**** Selection ****

According to an example embodiment, synchronizing the time of arrival of the shared upstream allocation interval may comprise compensating for an asynchrony in the downstream frames of the respective PONs and compensating for a difference in differential fibre distance of the respective PONs.

The differential fibre distance, sometimes also referred to as differential reach, is indicative for the difference in fibre length or the difference in propagation delay between the ONU closest to the OLT and the ONU furthest from the OLT within a PON. The differential fibre distance may thus be expressed as the maximum equalization delay within a PON, i.e. the equalization delay assigned to the closest ONU in a PON corresponding to the propagation delay of the furthest ONU in the PON.

According to an example embodiment, the shared scheduler engine may further be configured to perform shifting a start time of upstream transmission opportunities allocated to traffic-bearing entities of the respective PONs by a floating equalization delay specific to the respective PONs that compensates for an asynchrony in the downstream frames of the respective PONs and a difference in differential fibre distance of the respective PONs.

****

Requirement 1: Output the part of the passage on differential fibre distance between "The differential fibre distance, sometimes" and "in the PON.", inclusive, word for word.
Requirement 2: Return the lines of the records between the lines holding "x-tick-label: Гаврилюк -Веселовський" and "data-label: 5490 xyxy=(1186,497,1210,509)", inclusive, unchanged.

**** Input for this task ****

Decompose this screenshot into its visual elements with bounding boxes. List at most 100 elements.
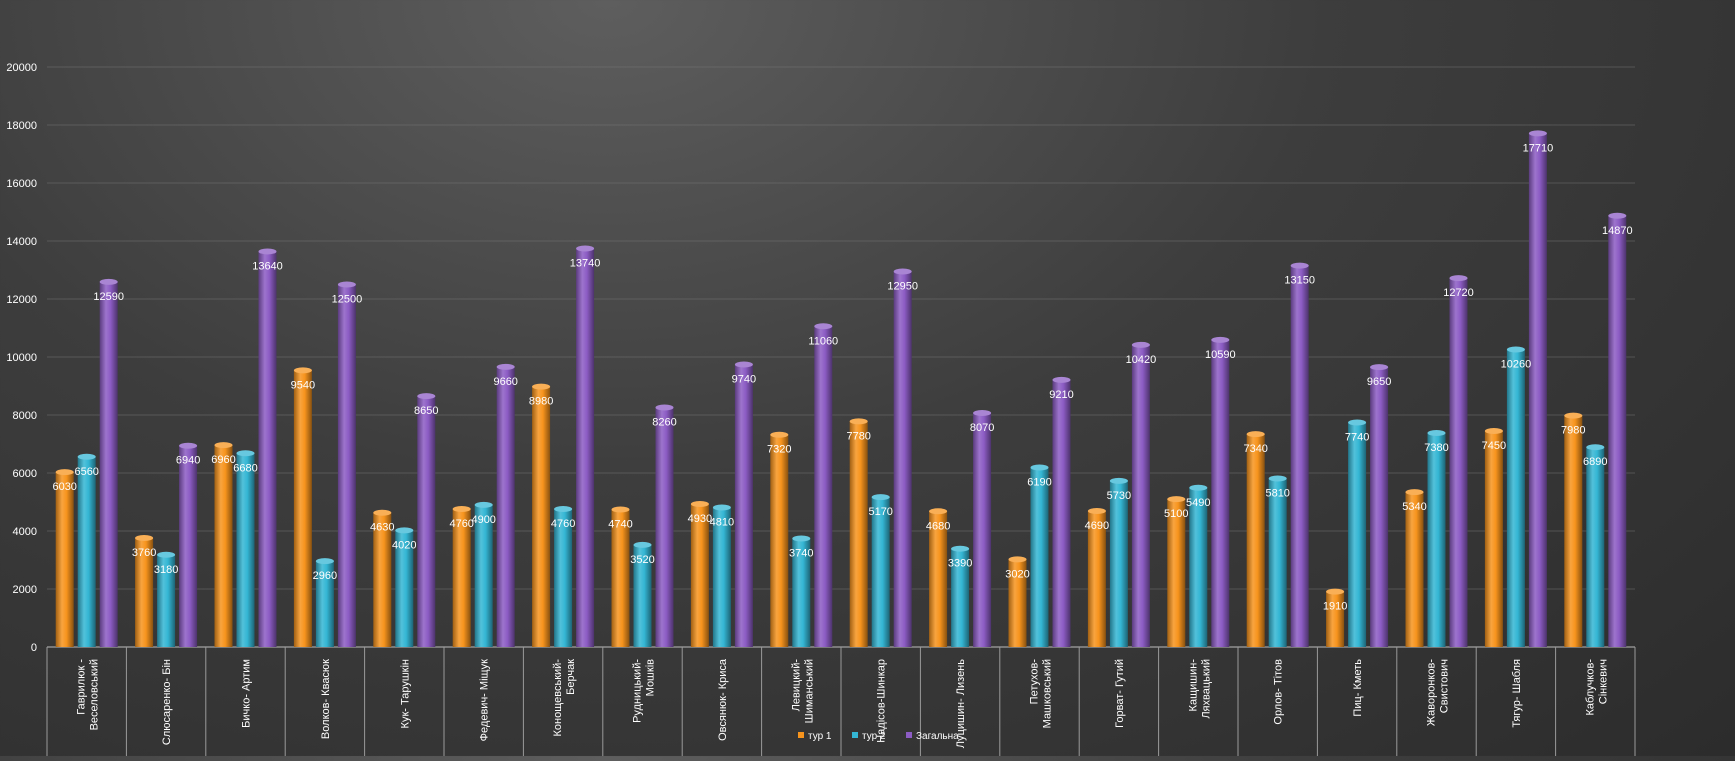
x-tick-label: Гаврилюк -Веселовський xyxy=(76,659,101,731)
bar xyxy=(1167,496,1186,647)
bar xyxy=(871,494,890,647)
bar-cap xyxy=(373,509,392,516)
bar xyxy=(1008,556,1027,647)
bar xyxy=(655,404,674,647)
data-label: 5490 xyxy=(1186,497,1210,509)
bar xyxy=(337,281,356,647)
y-tick-label: 0 xyxy=(31,642,37,654)
bar-cap xyxy=(99,278,118,285)
bar-cap xyxy=(157,551,176,558)
data-label: 13640 xyxy=(252,260,283,272)
bar xyxy=(1449,275,1468,647)
legend-swatch xyxy=(798,732,804,738)
bar-cap xyxy=(690,501,709,508)
bar xyxy=(417,393,436,647)
data-label: 9740 xyxy=(732,374,756,386)
x-tick-label: Пиц- Кметь xyxy=(1352,659,1364,717)
data-label: 6940 xyxy=(176,455,200,467)
data-label: 8650 xyxy=(414,405,438,417)
bar-cap xyxy=(1008,556,1027,563)
bar-body xyxy=(1586,447,1605,647)
bar xyxy=(734,361,753,647)
bar-cap xyxy=(258,248,277,255)
bar-body xyxy=(1484,430,1503,647)
bar xyxy=(1211,336,1230,647)
data-label: 4630 xyxy=(370,522,394,534)
x-tick-label: Федевич- Міщук xyxy=(479,659,491,741)
bar xyxy=(214,442,233,647)
bar xyxy=(1290,262,1309,647)
bar-cap xyxy=(1484,427,1503,434)
bar-body xyxy=(1246,434,1265,647)
data-label: 12500 xyxy=(332,294,363,306)
bar-body xyxy=(1109,480,1128,647)
bar-cap xyxy=(337,281,356,288)
data-label: 8260 xyxy=(652,416,676,428)
bar-body xyxy=(1564,415,1583,647)
x-tick-label: Тягур- Шабля xyxy=(1511,659,1523,728)
bar xyxy=(576,245,595,648)
bar-body xyxy=(452,508,471,647)
bar-cap xyxy=(214,442,233,449)
bar-cap xyxy=(1564,412,1583,419)
data-label: 10420 xyxy=(1126,354,1157,366)
x-tick-label: Орлов- Тітов xyxy=(1273,659,1285,725)
data-label: 5810 xyxy=(1265,488,1289,500)
legend: тур 1 тур 2 Загальна xyxy=(798,731,959,742)
bar xyxy=(1564,412,1583,647)
bar-body xyxy=(973,412,992,647)
bar-body xyxy=(893,271,912,647)
x-tick-label: Каблучков-Сінкевич xyxy=(1584,659,1609,716)
bar-body xyxy=(554,508,573,647)
bar-body xyxy=(1405,492,1424,647)
bar xyxy=(712,504,731,647)
legend-label: Загальна xyxy=(916,731,959,742)
bar-cap xyxy=(315,558,334,565)
bar xyxy=(1326,588,1345,647)
bar-body xyxy=(1087,510,1106,647)
bar xyxy=(1528,130,1547,647)
bar xyxy=(315,558,334,647)
bar-cap xyxy=(633,541,652,548)
bar-cap xyxy=(1290,262,1309,269)
bar-body xyxy=(734,364,753,647)
bar-body xyxy=(1268,478,1287,647)
bar-cap xyxy=(293,367,312,374)
bar-cap xyxy=(1268,475,1287,482)
bar-cap xyxy=(474,501,493,508)
x-tick-label: Петухов-Машковський xyxy=(1029,659,1054,729)
data-label: 6190 xyxy=(1027,476,1051,488)
bar-body xyxy=(55,472,74,647)
data-label: 6030 xyxy=(52,481,76,493)
data-label: 5100 xyxy=(1164,508,1188,520)
bar-cap xyxy=(496,363,515,370)
data-label: 3020 xyxy=(1005,568,1029,580)
data-label: 11060 xyxy=(808,335,838,347)
bar-cap xyxy=(1608,212,1627,219)
data-label: 3740 xyxy=(789,548,813,560)
data-label: 4810 xyxy=(710,517,734,529)
bar-body xyxy=(1030,467,1049,647)
bar-body xyxy=(1211,339,1230,647)
bar-body xyxy=(655,407,674,647)
bar-body xyxy=(1290,265,1309,647)
bar-body xyxy=(1348,422,1367,647)
legend-item: тур 1 xyxy=(798,731,832,742)
bar-cap xyxy=(236,450,255,457)
bar-cap xyxy=(554,505,573,512)
bar xyxy=(474,501,493,647)
bar-body xyxy=(135,537,154,647)
bar-cap xyxy=(871,494,890,501)
bar-body xyxy=(1131,344,1150,647)
x-tick-label: Надісов-Шинкар xyxy=(876,659,888,743)
data-label: 6890 xyxy=(1583,456,1607,468)
bar xyxy=(179,442,198,647)
bar-cap xyxy=(1211,336,1230,343)
bar-body xyxy=(1427,432,1446,647)
x-tick-label: Волков- Квасюк xyxy=(320,659,332,739)
x-tick-label: Кук- Тарушкін xyxy=(399,659,411,728)
bar xyxy=(99,278,118,647)
bar xyxy=(1427,429,1446,647)
bar-cap xyxy=(1087,507,1106,514)
bar xyxy=(554,505,573,647)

****

Final answer 1:
The differential fibre distance, sometimes also referred to as differential reach, is indicative for the difference in fibre length or the difference in propagation delay between the ONU closest to the OLT and the ONU furthest from the OLT within a PON. The differential fibre distance may thus be expressed as the maximum equalization delay within a PON, i.e. the equalization delay assigned to the closest ONU in a PON corresponding to the propagation delay of the furthest ONU in the PON.

Final answer 2:
x-tick-label: Гаврилюк -Веселовський xyxy=(76,659,101,731)
bar xyxy=(1167,496,1186,647)
bar xyxy=(871,494,890,647)
bar-cap xyxy=(373,509,392,516)
bar xyxy=(1008,556,1027,647)
bar xyxy=(655,404,674,647)
data-label: 5490 xyxy=(1186,497,1210,509)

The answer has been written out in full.